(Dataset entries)

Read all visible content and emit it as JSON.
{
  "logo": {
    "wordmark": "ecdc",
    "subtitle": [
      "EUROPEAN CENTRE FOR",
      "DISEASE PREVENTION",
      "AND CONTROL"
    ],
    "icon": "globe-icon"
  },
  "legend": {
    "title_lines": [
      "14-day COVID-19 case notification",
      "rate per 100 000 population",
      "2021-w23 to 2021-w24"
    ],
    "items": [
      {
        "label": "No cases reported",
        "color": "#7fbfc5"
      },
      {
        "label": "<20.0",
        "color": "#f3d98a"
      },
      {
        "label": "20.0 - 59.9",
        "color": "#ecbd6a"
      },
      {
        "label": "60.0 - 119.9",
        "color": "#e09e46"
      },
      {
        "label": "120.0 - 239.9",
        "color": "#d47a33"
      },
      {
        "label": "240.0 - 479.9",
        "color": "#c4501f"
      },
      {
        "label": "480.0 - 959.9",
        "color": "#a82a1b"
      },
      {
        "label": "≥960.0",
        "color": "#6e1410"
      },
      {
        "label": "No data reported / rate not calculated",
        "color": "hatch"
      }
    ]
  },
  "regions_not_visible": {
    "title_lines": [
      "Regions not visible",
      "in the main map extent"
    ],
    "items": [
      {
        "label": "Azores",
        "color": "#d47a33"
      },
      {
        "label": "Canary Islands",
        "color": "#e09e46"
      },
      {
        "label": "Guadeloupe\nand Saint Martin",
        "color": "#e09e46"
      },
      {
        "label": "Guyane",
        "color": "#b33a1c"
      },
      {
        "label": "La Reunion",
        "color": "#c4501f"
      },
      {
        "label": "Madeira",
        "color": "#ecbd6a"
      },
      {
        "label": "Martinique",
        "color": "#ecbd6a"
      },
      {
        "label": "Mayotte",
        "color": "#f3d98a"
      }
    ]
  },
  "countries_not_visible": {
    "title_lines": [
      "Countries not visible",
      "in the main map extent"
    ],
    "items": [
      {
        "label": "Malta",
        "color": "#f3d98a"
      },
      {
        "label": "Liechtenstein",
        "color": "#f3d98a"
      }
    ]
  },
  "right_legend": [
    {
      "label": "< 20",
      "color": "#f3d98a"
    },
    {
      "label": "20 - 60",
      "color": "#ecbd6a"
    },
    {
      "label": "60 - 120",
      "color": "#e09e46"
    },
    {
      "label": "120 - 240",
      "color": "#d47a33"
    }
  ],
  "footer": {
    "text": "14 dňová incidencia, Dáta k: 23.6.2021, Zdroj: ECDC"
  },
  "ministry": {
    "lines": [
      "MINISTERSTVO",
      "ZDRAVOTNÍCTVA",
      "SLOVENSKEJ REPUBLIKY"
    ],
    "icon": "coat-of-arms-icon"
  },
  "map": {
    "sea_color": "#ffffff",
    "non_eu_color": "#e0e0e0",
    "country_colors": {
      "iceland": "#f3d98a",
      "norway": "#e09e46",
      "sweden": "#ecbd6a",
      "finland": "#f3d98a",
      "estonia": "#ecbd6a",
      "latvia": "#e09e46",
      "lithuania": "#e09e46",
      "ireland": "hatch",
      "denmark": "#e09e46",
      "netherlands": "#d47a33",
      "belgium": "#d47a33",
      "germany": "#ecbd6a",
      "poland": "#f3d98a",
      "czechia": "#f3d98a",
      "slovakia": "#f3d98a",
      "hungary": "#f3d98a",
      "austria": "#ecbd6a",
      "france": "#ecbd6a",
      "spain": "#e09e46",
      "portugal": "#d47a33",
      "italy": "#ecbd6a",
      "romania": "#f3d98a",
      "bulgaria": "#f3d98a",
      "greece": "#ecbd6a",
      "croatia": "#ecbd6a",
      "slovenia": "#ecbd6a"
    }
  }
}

_Brief:_ Please set down all the data word for word.

_Reply:_
Read all visible content and emit it as JSON.
{
  "logo": {
    "wordmark": "ecdc",
    "subtitle": [
      "EUROPEAN CENTRE FOR",
      "DISEASE PREVENTION",
      "AND CONTROL"
    ],
    "icon": "globe-icon"
  },
  "legend": {
    "title_lines": [
      "14-day COVID-19 case notification",
      "rate per 100 000 population",
      "2021-w23 to 2021-w24"
    ],
    "items": [
      {
        "label": "No cases reported",
        "color": "#7fbfc5"
      },
      {
        "label": "<20.0",
        "color": "#f3d98a"
      },
      {
        "label": "20.0 - 59.9",
        "color": "#ecbd6a"
      },
      {
        "label": "60.0 - 119.9",
        "color": "#e09e46"
      },
      {
        "label": "120.0 - 239.9",
        "color": "#d47a33"
      },
      {
        "label": "240.0 - 479.9",
        "color": "#c4501f"
      },
      {
        "label": "480.0 - 959.9",
        "color": "#a82a1b"
      },
      {
        "label": "≥960.0",
        "color": "#6e1410"
      },
      {
        "label": "No data reported / rate not calculated",
        "color": "hatch"
      }
    ]
  },
  "regions_not_visible": {
    "title_lines": [
      "Regions not visible",
      "in the main map extent"
    ],
    "items": [
      {
        "label": "Azores",
        "color": "#d47a33"
      },
      {
        "label": "Canary Islands",
        "color": "#e09e46"
      },
      {
        "label": "Guadeloupe\nand Saint Martin",
        "color": "#e09e46"
      },
      {
        "label": "Guyane",
        "color": "#b33a1c"
      },
      {
        "label": "La Reunion",
        "color": "#c4501f"
      },
      {
        "label": "Madeira",
        "color": "#ecbd6a"
      },
      {
        "label": "Martinique",
        "color": "#ecbd6a"
      },
      {
        "label": "Mayotte",
        "color": "#f3d98a"
      }
    ]
  },
  "countries_not_visible": {
    "title_lines": [
      "Countries not visible",
      "in the main map extent"
    ],
    "items": [
      {
        "label": "Malta",
        "color": "#f3d98a"
      },
      {
        "label": "Liechtenstein",
        "color": "#f3d98a"
      }
    ]
  },
  "right_legend": [
    {
      "label": "< 20",
      "color": "#f3d98a"
    },
    {
      "label": "20 - 60",
      "color": "#ecbd6a"
    },
    {
      "label": "60 - 120",
      "color": "#e09e46"
    },
    {
      "label": "120 - 240",
      "color": "#d47a33"
    }
  ],
  "footer": {
    "text": "14 dňová incidencia, Dáta k: 23.6.2021, Zdroj: ECDC"
  },
  "ministry": {
    "lines": [
      "MINISTERSTVO",
      "ZDRAVOTNÍCTVA",
      "SLOVENSKEJ REPUBLIKY"
    ],
    "icon": "coat-of-arms-icon"
  },
  "map": {
    "sea_color": "#ffffff",
    "non_eu_color": "#e0e0e0",
    "country_colors": {
      "iceland": "#f3d98a",
      "norway": "#e09e46",
      "sweden": "#ecbd6a",
      "finland": "#f3d98a",
      "estonia": "#ecbd6a",
      "latvia": "#e09e46",
      "lithuania": "#e09e46",
      "ireland": "hatch",
      "denmark": "#e09e46",
      "netherlands": "#d47a33",
      "belgium": "#d47a33",
      "germany": "#ecbd6a",
      "poland": "#f3d98a",
      "czechia": "#f3d98a",
      "slovakia": "#f3d98a",
      "hungary": "#f3d98a",
      "austria": "#ecbd6a",
      "france": "#ecbd6a",
      "spain": "#e09e46",
      "portugal": "#d47a33",
      "italy": "#ecbd6a",
      "romania": "#f3d98a",
      "bulgaria": "#f3d98a",
      "greece": "#ecbd6a",
      "croatia": "#ecbd6a",
      "slovenia": "#ecbd6a"
    }
  }
}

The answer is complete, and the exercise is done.